*PASSAGE*.
TensorRT small model high RAM consumption during inference problem

Hello,

We are facing some problems regarding the model conversion of one of our ONNX models.

The models are converted from ONNX to TRT by parsing the ONNX format and serializing it as a TRT engine. In this process we are also converting FP32 to FP16. The converted model is about 4MB size at rest but consumes about 1.1GB of system RAM (CPU+GPU) when it’s loaded. This is very strange as we have the same model running in a Jetson TX2 device and at that device it only requires about 70MB. The ONNX model and the conversion script is the same for both devices.

The environment we are using for Jetson Orin Nano is:

  • L4T: 35.5.0
  • JetPack: 5.1.3
  • CUDA: 11.4.19
  • TensorRT: 8.5.2

So far, we have done the following tests:

  1. Try using newer Jetpack

We have tested a newer Jetpack using nvcr.io/nvidia/l4t-ml:r36.2.0-py3 docker on the Orin Nano. When applying the same ONNX->TRT conversion and loading it its RAM footprint is about 15MB, even better than the TX2 device and almost two orders of magnitude less than native JetPack. Unfortunately we cannot update to this JetPack version at this time, we must continue using 5.1.3.

  1. Test different sets of tactics

As model loading shows a message like “INFO: [MemUsageChange] Init cuDNN: CPU +0, GPU +18, now: CPU 1073, GPU 2673 (MiB)” we suspect about cuDNN and/or cuBLAS initialization. We have tried different sets of tactics and even deselected all of them without success.

  1. Added custom Allocator

We have created a custom allocator with the default implementation but logging all memory allocation requests trying to find a clue about this high memory consumption. However, only one memory allocation request is caught this way of about 4MB, very far from the 1.1GB consumed.

  1. Limit workspace

We have also tried to limit the RAM for workspace using setMaxWorkspaceSize without success.

  1. Tried conversion from onnx using the trtexec tool.

After some time investigating the issue, we found what we think is the root cause. The ONNX model has InstanceNormalization layers. We believe that the conversion of this layer is not correctly supported in our current TensorRT version (8.5.2), as we found this information in the release notes of version 8.6.1:

INormalization layer has been added to support InstanceNormalization, GroupNormalization, and LayerNormalization operations in ONNX.

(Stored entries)
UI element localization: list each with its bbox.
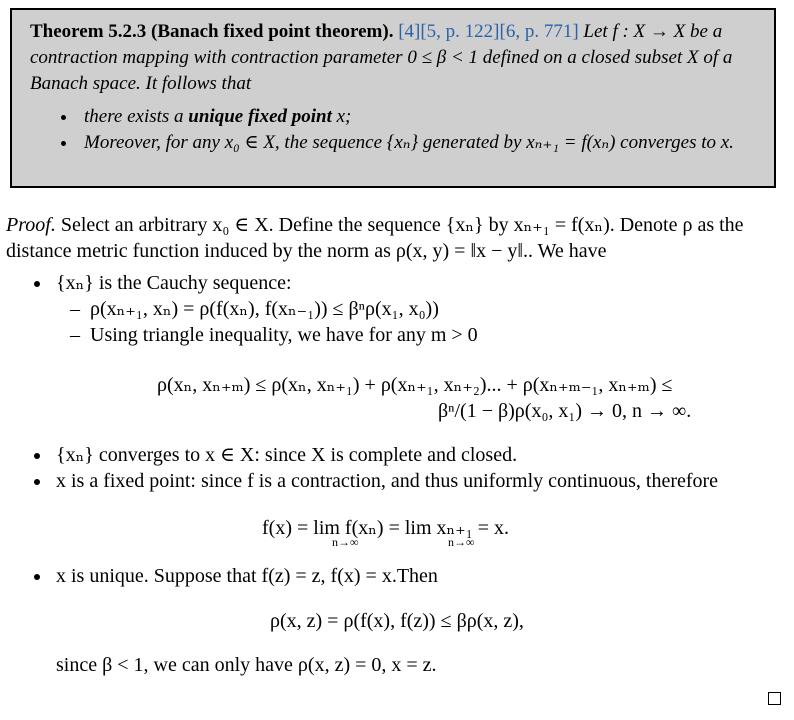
equation-1-line-2: βⁿ/(1 − β)ρ(x₀, x₁) → 0, n → ∞. — [438, 400, 692, 422]
equation-2-limit-subscript-1: n→∞ — [332, 535, 359, 549]
bullet1-bold: unique fixed point — [188, 106, 332, 127]
proof-item-1-text: {xₙ} is the Cauchy sequence: — [56, 272, 292, 294]
proof-section-b — [6, 442, 788, 494]
proof-item-2: • {xₙ} converges to x ∈ X: since X is complete and closed. — [52, 442, 788, 468]
theorem-body: Let f : X → X be a contraction mapping with contraction parameter 0 ≤ β < 1 defined on a closed subset X of a Banach space. It follows that — [30, 21, 733, 94]
theorem-citations[interactable]: [4][5, p. 122][6, p. 771] — [398, 21, 579, 42]
proof-section-c — [6, 563, 788, 589]
proof-item-1 — [52, 270, 788, 348]
theorem-box — [10, 8, 776, 188]
proof-subitem-2: – Using triangle inequality, we have for any m > 0 — [70, 322, 788, 348]
theorem-bullet-2: • Moreover, for any x₀ ∈ X, the sequence {xₙ} generated by xₙ₊₁ = f(xₙ) converges to x. — [78, 130, 760, 156]
equation-1-line-1: ρ(xₙ, xₙ₊ₘ) ≤ ρ(xₙ, xₙ₊₁) + ρ(xₙ₊₁, xₙ₊₂)... + ρ(xₙ₊ₘ₋₁, xₙ₊ₘ) ≤ — [157, 374, 673, 396]
proof-list-c — [6, 563, 788, 589]
theorem-statement — [30, 19, 760, 97]
theorem-bullets — [30, 104, 760, 156]
proof-section — [6, 212, 788, 348]
proof-sublist — [56, 296, 788, 348]
equation-2: f(x) = lim f(xₙ) = lim xₙ₊₁ = x. — [262, 517, 509, 539]
proof-item-4: • x is unique. Suppose that f(z) = z, f(x) = x.Then — [52, 563, 788, 589]
proof-label: Proof. — [6, 214, 56, 236]
theorem-bullet-1 — [78, 104, 760, 130]
qed-square-icon — [768, 692, 781, 705]
proof-conclusion: since β < 1, we can only have ρ(x, z) = 0, x = z. — [56, 654, 437, 676]
proof-list-b — [6, 442, 788, 494]
equation-2-limit-subscript-2: n→∞ — [448, 535, 475, 549]
proof-intro-paragraph — [6, 212, 788, 264]
proof-list-a — [6, 270, 788, 348]
bullet1-pre: there exists a — [84, 106, 184, 127]
bullet1-post: x; — [336, 106, 352, 127]
theorem-heading: Theorem 5.2.3 (Banach fixed point theorem). — [30, 21, 394, 42]
proof-item-3: • x is a fixed point: since f is a contraction, and thus uniformly continuous, therefore — [52, 468, 788, 494]
equation-3: ρ(x, z) = ρ(f(x), f(z)) ≤ βρ(x, z), — [270, 610, 524, 632]
proof-intro: Select an arbitrary x₀ ∈ X. Define the sequence {xₙ} by xₙ₊₁ = f(xₙ). Denote ρ as the distance metric function induced by the norm as ρ(x, y) = ‖x − y‖.. We have — [6, 214, 744, 262]
proof-subitem-1: – ρ(xₙ₊₁, xₙ) = ρ(f(xₙ), f(xₙ₋₁)) ≤ βⁿρ(x₁, x₀)) — [70, 296, 788, 322]
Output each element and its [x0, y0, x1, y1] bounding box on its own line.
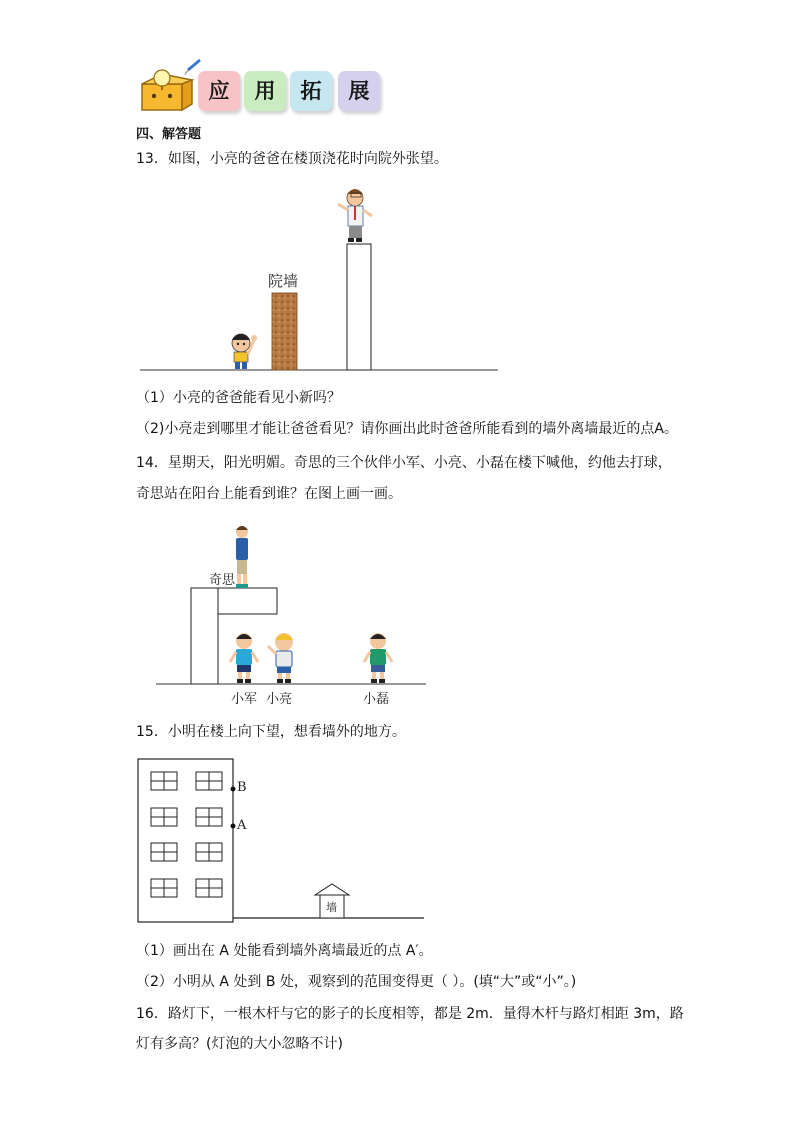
q14-figure: [150, 520, 440, 690]
q14-balcony: [218, 588, 277, 614]
q13-building: [347, 244, 371, 370]
q16-line1: 16．路灯下，一根木杆与它的影子的长度相等，都是 2m．量得木杆与路灯相距 3m，路: [136, 1006, 684, 1022]
q15-stem: 15．小明在楼上向下望，想看墙外的地方。: [136, 724, 406, 740]
q13-figure: [130, 180, 510, 380]
q14-label-qisi: 奇思: [209, 573, 236, 588]
banner-char-4: 展: [338, 71, 380, 111]
banner-char-3: 拓: [290, 71, 332, 111]
q14-line2: 奇思站在阳台上能看到谁？在图上画一画。: [136, 486, 402, 502]
banner-char-2: 用: [244, 71, 286, 111]
banner-char-1: 应: [198, 71, 240, 111]
q15-wall-roof: [315, 884, 349, 895]
q13-part1: （1）小亮的爸爸能看见小新吗？: [136, 390, 341, 406]
point-b-label: B: [237, 780, 247, 795]
q14-label-xiaoliang: 小亮: [266, 692, 293, 707]
point-a-label: A: [237, 818, 247, 833]
q14-building: [191, 588, 218, 684]
q13-yard-wall: [272, 293, 297, 370]
q13-wall-label: 院墙: [268, 272, 299, 290]
xiaoliang-figure-q14: [268, 633, 293, 683]
xiaojun-figure: [230, 633, 258, 683]
xiaoliang-figure: [232, 334, 257, 369]
point-b-dot: [231, 787, 236, 792]
xiaolei-figure: [364, 633, 392, 683]
q13-part2: （2)小亮走到哪里才能让爸爸看见？请你画出此时爸爸所能看到的墙外离墙最近的点A。: [136, 421, 678, 437]
q14-label-xiaojun: 小军: [231, 692, 258, 707]
q14-label-xiaolei: 小磊: [363, 692, 390, 707]
q14-line1: 14．星期天，阳光明媚。奇思的三个伙伴小军、小亮、小磊在楼下喊他，约他去打球，: [136, 455, 672, 471]
father-figure: [338, 189, 372, 242]
q15-part1: （1）画出在 A 处能看到墙外离墙最近的点 A′。: [136, 943, 433, 959]
q15-figure: [132, 755, 432, 925]
thinking-box-icon: [132, 66, 202, 116]
qisi-figure: [236, 526, 248, 588]
point-a-dot: [231, 824, 236, 829]
q16-line2: 灯有多高？(灯泡的大小忽略不计): [136, 1036, 343, 1052]
section-title: 四、解答题: [136, 127, 202, 142]
q15-wall-char: 墙: [326, 901, 337, 914]
q15-part2: （2）小明从 A 处到 B 处，观察到的范围变得更（ ）。(填“大”或“小”。): [136, 974, 577, 990]
q13-stem: 13．如图，小亮的爸爸在楼顶浇花时向院外张望。: [136, 151, 448, 167]
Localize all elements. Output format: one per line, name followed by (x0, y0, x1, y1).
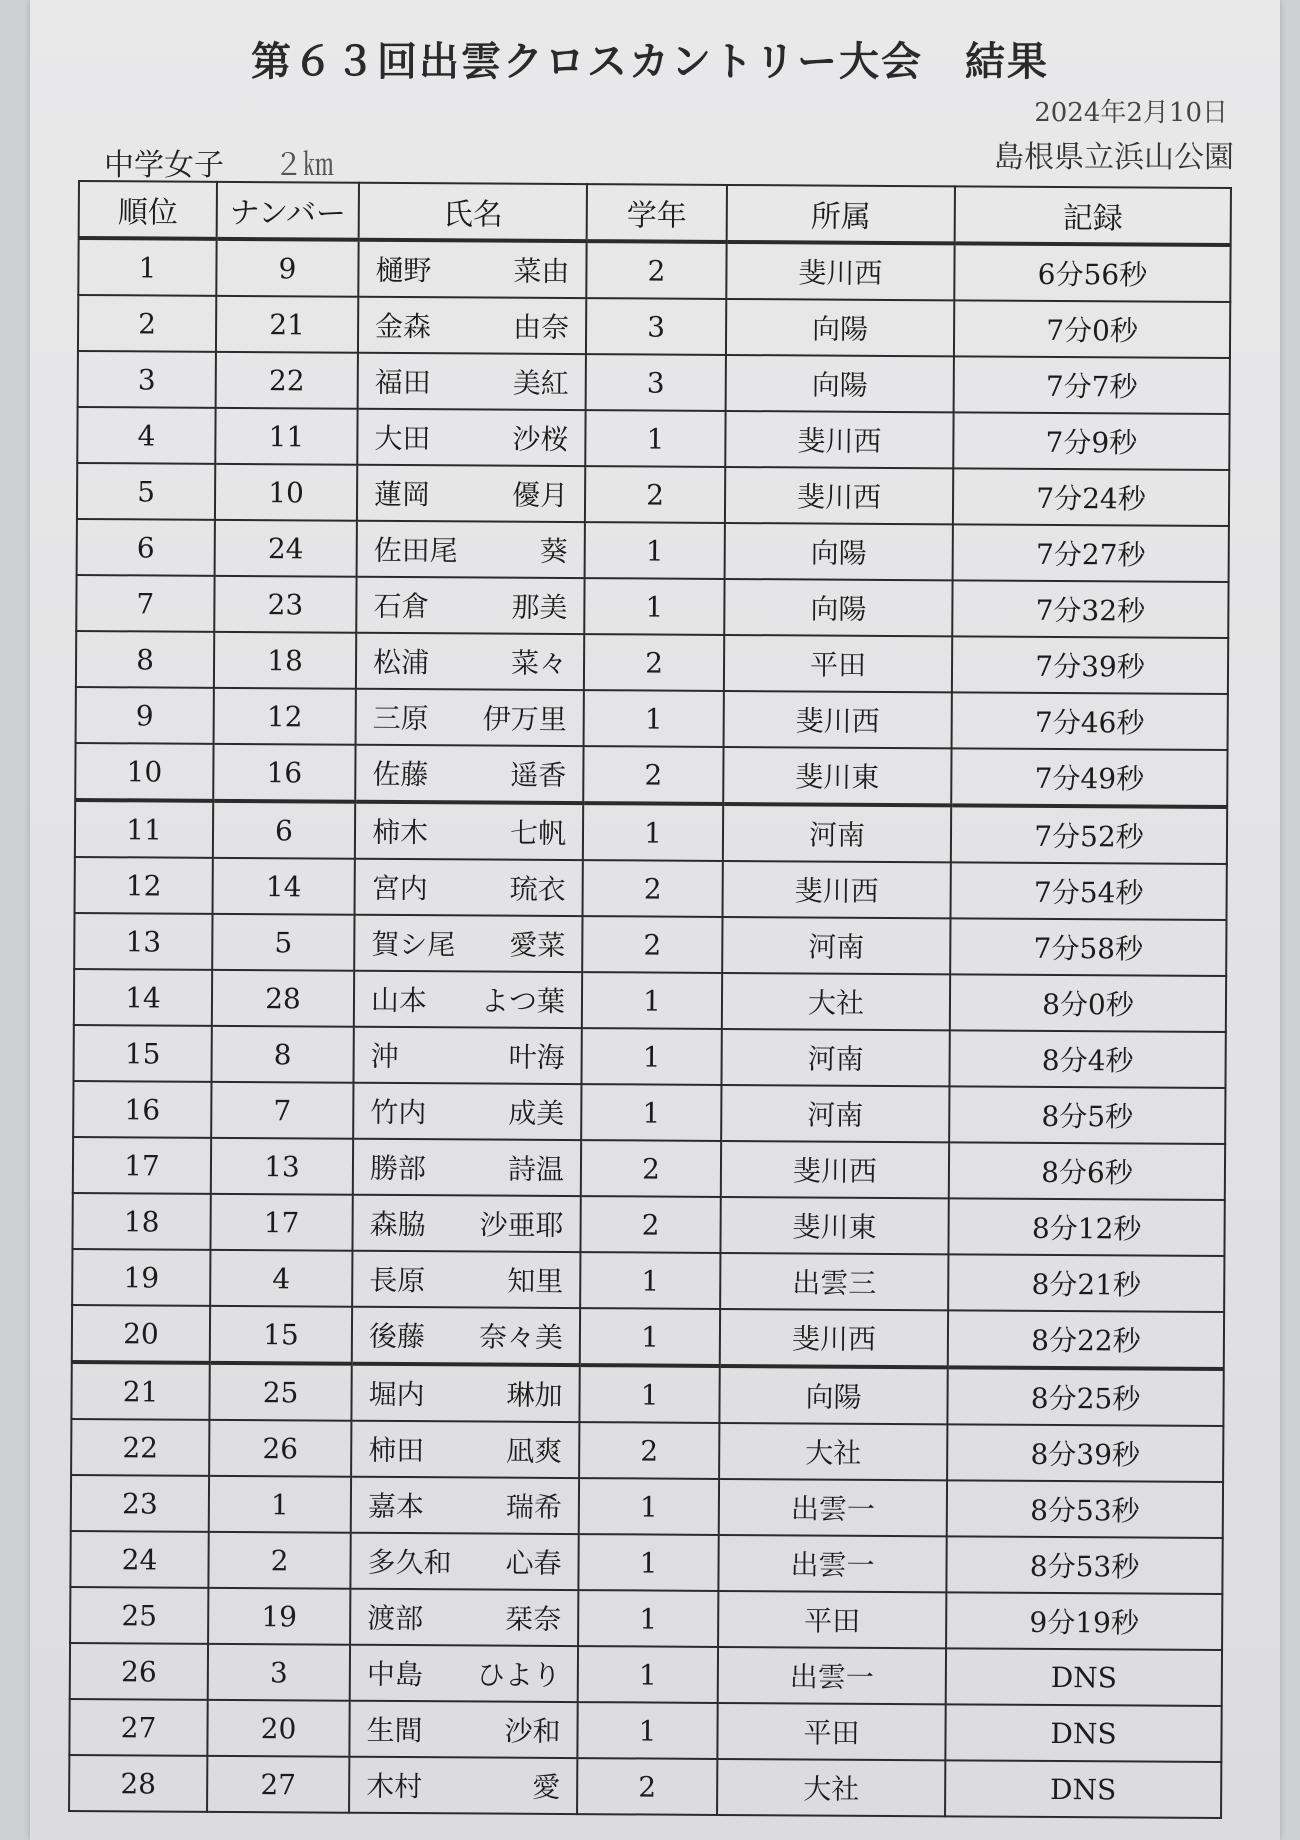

*REQUIRED WORK*.
a. In the post about TensorRT memory use, substitute "container" for "docker" in the section starting with "The environment we" and going on through "continue using 5.1.3.", and write out the result.
b. List every software component and its version that the post about TensorRT memory use gives for the Jetson Orin Nano environment.

*WORKED SOLUTIONS*.
a.
The environment we are using for Jetson Orin Nano is:

  • L4T: 35.5.0
  • JetPack: 5.1.3
  • CUDA: 11.4.19
  • TensorRT: 8.5.2

So far, we have done the following tests:

  1. Try using newer Jetpack

We have tested a newer Jetpack using nvcr.io/nvidia/l4t-ml:r36.2.0-py3 container on the Orin Nano. When applying the same ONNX->TRT conversion and loading it its RAM footprint is about 15MB, even better than the TX2 device and almost two orders of magnitude less than native JetPack. Unfortunately we cannot update to this JetPack version at this time, we must continue using 5.1.3.

b.
L4T 35.5.0
JetPack 5.1.3
CUDA 11.4.19
TensorRT 8.5.2